▶ [Required task 1] In the biography of Tomu Sione, in which year was he first elected to represent the constituency of Niutao?
▶ [Required task 2] Resume the biography of Tomu Sione after its final sentence.

▶ [Selected passage]
4th Governor-General of Tuvalu
- In office 1 December 1993 – 21 June 1994
- Monarch: Elizabeth II
- Prime Minister: Bikenibeu Paeniu Kamuta Latasi
- Preceded by: Sir Toaripi Lauti
- Succeeded by: Sir Tulaga Manuella

5th Speaker of the Parliament of Tuvalu
- In office 1998–2002
- Prime Minister: Bikenibeu Paeniu Ionatana Ionatana Lagitupu Tuilimu Faimalaga Luka Koloa Talake
- Preceded by: Tomasi Puapua
- Succeeded by: Saloa Tauia

Personal details
- Born: 17 November 1941
- Died: April 2016 (aged 74)

= Tomu Sione =

Tuvaluan politician (1941–2016)

Sir Tomu Malaefone Sione (17 November 1941 – April 2016) was a political figure from the Pacific nation of Tuvalu. He worked as a journalist from 1962 to 1968, and held the post of radio announcer in the Broadcasting and Information Department of the administration of the Gilbert and Ellice Islands Colony (GEIC). He was the head of the southern Niutao clan. He was married to Segali.

==Member of Parliament==
Tomu Sione was first elected to represent the constituency of Niutao in the House of Assembly of the GEIC in 1970. He was re-elected in the 1971 Gilbert and Ellice Islands general election, and in the 1974 Gilbert and Ellice Islands general election. Following the separation of Tuvalu from Kiribati he served in the House of Assembly of the Colony of Tuvalu. From 1975 to 1978 he was the minister for commerce and natural resources in the cabinet of the Chief Minister Toalipi Lauti.

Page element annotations
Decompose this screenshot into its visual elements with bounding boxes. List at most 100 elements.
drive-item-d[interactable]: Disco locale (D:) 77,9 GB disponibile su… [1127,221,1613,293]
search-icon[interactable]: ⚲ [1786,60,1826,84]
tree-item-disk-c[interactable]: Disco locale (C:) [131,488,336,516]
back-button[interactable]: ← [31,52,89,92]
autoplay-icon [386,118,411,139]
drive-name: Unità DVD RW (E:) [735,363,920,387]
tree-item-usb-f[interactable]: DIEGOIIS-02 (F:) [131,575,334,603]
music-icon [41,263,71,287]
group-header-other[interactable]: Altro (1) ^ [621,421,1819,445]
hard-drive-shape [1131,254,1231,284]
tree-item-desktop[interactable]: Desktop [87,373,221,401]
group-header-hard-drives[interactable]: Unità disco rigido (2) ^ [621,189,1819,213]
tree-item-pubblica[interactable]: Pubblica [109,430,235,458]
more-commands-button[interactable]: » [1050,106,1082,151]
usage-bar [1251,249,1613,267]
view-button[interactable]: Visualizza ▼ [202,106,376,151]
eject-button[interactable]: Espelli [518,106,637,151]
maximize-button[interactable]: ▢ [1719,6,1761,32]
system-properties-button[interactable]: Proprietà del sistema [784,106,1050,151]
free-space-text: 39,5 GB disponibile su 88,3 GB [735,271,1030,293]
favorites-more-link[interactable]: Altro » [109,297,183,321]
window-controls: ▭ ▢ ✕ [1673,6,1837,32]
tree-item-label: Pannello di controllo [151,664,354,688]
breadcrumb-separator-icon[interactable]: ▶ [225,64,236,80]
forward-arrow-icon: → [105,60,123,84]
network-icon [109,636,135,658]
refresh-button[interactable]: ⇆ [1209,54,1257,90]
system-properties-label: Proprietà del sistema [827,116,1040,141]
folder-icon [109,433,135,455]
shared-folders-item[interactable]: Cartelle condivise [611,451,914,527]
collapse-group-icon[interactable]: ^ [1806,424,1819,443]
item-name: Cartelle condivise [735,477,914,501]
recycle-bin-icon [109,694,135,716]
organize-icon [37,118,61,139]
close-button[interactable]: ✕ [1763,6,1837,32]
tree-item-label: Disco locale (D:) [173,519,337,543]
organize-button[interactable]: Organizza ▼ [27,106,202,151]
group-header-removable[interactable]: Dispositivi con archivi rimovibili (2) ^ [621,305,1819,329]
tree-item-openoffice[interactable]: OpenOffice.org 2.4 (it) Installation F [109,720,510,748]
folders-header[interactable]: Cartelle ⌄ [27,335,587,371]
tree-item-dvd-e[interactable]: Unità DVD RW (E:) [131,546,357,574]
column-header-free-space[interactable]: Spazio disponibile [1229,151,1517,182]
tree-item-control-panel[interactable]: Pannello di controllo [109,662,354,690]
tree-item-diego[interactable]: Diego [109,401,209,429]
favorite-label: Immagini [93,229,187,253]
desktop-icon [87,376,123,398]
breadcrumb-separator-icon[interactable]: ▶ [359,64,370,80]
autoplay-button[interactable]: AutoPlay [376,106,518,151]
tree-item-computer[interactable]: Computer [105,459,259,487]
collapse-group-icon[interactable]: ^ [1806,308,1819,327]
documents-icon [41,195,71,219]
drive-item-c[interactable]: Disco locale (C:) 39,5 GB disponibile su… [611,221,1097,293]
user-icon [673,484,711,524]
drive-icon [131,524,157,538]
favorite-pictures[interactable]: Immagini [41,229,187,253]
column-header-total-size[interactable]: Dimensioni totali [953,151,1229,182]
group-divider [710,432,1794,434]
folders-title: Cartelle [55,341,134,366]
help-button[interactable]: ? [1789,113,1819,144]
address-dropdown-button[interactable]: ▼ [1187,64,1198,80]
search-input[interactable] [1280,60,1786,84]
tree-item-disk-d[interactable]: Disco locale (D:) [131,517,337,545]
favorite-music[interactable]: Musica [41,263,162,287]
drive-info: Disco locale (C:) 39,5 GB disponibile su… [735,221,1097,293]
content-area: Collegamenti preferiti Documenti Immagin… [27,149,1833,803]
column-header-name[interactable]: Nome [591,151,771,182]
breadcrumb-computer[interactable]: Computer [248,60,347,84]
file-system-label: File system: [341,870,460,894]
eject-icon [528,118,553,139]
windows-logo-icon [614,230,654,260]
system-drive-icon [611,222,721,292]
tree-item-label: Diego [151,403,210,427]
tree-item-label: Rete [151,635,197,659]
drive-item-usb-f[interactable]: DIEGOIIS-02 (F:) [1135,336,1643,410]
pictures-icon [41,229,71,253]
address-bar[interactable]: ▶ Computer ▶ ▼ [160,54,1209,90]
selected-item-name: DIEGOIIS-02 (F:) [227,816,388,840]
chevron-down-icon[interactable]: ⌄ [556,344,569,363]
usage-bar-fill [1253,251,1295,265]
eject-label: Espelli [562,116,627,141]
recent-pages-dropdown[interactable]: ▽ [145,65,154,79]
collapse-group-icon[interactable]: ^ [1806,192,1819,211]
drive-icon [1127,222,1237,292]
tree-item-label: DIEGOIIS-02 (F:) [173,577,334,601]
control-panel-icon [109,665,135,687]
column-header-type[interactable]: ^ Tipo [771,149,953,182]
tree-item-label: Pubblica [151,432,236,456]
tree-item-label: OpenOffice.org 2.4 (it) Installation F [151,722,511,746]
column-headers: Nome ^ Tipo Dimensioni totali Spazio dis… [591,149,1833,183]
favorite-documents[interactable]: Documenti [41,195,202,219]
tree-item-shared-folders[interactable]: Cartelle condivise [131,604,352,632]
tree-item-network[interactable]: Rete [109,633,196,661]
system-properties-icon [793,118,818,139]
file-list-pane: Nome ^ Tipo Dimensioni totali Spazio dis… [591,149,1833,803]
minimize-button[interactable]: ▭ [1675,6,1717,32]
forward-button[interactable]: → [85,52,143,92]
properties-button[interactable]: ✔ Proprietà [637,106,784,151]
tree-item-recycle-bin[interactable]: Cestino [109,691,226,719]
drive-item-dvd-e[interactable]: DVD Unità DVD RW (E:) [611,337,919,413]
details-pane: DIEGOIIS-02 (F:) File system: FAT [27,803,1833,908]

...

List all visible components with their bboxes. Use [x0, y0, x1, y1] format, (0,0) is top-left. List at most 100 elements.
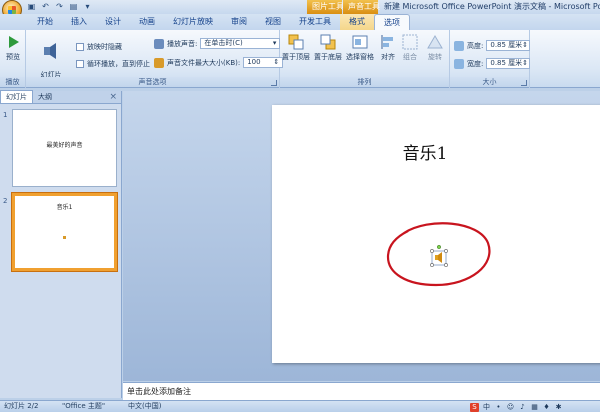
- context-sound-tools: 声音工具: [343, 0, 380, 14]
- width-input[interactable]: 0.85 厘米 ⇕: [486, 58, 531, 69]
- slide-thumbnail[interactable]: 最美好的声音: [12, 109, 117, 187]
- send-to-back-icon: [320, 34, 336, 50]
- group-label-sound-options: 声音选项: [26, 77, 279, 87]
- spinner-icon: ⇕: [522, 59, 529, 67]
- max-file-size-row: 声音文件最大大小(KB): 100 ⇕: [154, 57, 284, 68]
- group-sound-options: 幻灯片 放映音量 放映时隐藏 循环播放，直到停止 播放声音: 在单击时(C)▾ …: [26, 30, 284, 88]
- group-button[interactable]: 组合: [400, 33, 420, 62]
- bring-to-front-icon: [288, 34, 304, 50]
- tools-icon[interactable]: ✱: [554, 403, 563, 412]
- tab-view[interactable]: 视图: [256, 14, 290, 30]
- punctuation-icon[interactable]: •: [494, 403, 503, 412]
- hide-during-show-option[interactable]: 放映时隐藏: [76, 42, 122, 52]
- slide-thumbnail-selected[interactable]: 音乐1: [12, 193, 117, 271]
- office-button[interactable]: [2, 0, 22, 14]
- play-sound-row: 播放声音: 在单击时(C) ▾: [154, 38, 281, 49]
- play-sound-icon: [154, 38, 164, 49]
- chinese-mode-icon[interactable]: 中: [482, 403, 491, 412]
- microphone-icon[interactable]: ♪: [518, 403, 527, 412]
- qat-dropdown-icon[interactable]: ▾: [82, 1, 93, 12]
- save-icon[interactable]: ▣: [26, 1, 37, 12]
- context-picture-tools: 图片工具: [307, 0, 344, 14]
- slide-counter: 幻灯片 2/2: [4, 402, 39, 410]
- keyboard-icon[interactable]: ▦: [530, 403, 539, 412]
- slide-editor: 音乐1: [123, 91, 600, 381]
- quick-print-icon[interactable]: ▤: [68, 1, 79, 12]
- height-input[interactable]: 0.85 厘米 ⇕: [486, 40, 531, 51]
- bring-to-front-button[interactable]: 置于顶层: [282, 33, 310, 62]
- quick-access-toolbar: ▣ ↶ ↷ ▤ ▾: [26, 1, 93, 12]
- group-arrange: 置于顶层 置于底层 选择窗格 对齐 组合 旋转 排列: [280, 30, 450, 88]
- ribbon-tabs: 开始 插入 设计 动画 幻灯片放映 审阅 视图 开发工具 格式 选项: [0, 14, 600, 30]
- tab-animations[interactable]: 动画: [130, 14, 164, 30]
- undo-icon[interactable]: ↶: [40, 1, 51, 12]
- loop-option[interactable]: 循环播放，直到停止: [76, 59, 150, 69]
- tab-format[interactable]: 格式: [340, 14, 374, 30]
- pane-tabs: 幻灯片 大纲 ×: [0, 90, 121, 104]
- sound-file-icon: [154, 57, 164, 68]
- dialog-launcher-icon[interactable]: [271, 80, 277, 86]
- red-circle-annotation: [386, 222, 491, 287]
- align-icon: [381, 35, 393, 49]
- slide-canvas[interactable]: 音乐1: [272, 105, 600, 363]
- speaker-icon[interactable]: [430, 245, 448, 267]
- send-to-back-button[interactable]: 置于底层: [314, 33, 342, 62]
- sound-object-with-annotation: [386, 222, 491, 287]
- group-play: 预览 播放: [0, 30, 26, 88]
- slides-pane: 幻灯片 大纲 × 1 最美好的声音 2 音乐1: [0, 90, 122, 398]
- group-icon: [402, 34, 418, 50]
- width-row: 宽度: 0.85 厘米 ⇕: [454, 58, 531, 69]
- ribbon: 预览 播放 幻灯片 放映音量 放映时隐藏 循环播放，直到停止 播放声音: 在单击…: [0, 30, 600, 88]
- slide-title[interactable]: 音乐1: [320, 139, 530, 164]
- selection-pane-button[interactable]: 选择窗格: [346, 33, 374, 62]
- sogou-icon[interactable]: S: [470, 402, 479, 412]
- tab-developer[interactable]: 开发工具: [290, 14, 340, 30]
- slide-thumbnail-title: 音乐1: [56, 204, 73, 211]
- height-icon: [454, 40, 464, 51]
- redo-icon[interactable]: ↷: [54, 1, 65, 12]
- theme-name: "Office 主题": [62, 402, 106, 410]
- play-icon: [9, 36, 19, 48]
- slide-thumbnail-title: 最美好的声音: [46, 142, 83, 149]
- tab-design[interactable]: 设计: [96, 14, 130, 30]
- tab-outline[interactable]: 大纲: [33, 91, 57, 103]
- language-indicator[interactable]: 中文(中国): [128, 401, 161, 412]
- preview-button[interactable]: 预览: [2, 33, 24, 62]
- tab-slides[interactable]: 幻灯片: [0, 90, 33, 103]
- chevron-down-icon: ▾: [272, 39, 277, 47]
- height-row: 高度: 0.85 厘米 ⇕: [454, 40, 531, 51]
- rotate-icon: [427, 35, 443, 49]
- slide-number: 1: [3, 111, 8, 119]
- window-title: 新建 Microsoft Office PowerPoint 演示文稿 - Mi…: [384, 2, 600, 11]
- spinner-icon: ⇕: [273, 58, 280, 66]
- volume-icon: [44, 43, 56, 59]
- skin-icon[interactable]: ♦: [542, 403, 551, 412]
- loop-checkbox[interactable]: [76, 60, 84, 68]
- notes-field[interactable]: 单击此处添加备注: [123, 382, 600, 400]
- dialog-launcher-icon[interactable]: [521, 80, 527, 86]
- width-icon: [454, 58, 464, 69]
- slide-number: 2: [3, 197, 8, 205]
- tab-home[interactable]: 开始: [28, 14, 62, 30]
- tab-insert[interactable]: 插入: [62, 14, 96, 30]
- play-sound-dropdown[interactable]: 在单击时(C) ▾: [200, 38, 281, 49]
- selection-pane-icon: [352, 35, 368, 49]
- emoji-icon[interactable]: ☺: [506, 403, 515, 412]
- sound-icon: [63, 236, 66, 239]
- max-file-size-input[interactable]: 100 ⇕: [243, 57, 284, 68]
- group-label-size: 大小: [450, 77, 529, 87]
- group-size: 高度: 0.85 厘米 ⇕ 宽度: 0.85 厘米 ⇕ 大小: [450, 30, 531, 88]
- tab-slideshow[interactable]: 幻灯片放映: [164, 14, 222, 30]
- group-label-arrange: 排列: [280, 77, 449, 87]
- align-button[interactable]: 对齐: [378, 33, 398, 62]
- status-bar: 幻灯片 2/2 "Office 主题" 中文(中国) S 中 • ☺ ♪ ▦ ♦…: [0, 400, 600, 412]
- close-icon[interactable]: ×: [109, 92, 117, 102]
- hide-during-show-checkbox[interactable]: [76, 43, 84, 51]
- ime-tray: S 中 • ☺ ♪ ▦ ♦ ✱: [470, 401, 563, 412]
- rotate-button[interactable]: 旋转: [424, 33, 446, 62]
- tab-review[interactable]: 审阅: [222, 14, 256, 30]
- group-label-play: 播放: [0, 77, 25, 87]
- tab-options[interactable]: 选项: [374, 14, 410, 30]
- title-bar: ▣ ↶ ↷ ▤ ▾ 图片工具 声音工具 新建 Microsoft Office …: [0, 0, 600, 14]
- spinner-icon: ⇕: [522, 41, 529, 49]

▶ [Written response 1] 1970

▶ [Written response 2]
Following independence Tomu Sione was elected to represent the constituency of Niutao in the Parliament of Tuvalu in the elections held on 27 August 1977. He became the longest serving member of parliament.

He was the Minister of Commerce and Natural Resources in the government of Toaripi Lauti, and Minister for National Resources and Home Affairs from 1989 to 1993 in the government of Bikenibeu Paeniu.

Sione was re-elected in the first 1993 general election, which resulted in a hung parliament, as no government could be formed. He agree with the members of the Paeniu team of candidates in the second 1993 elections, that he would not stand for parliament. Bikenibeu Paeniu was the caretaker prime minister and proceeded to have Sione appointed as the Governor-General, as Toaripi Lauti, the incumbent Governor-General was due to retire as he had reached the retirement age of 65 years.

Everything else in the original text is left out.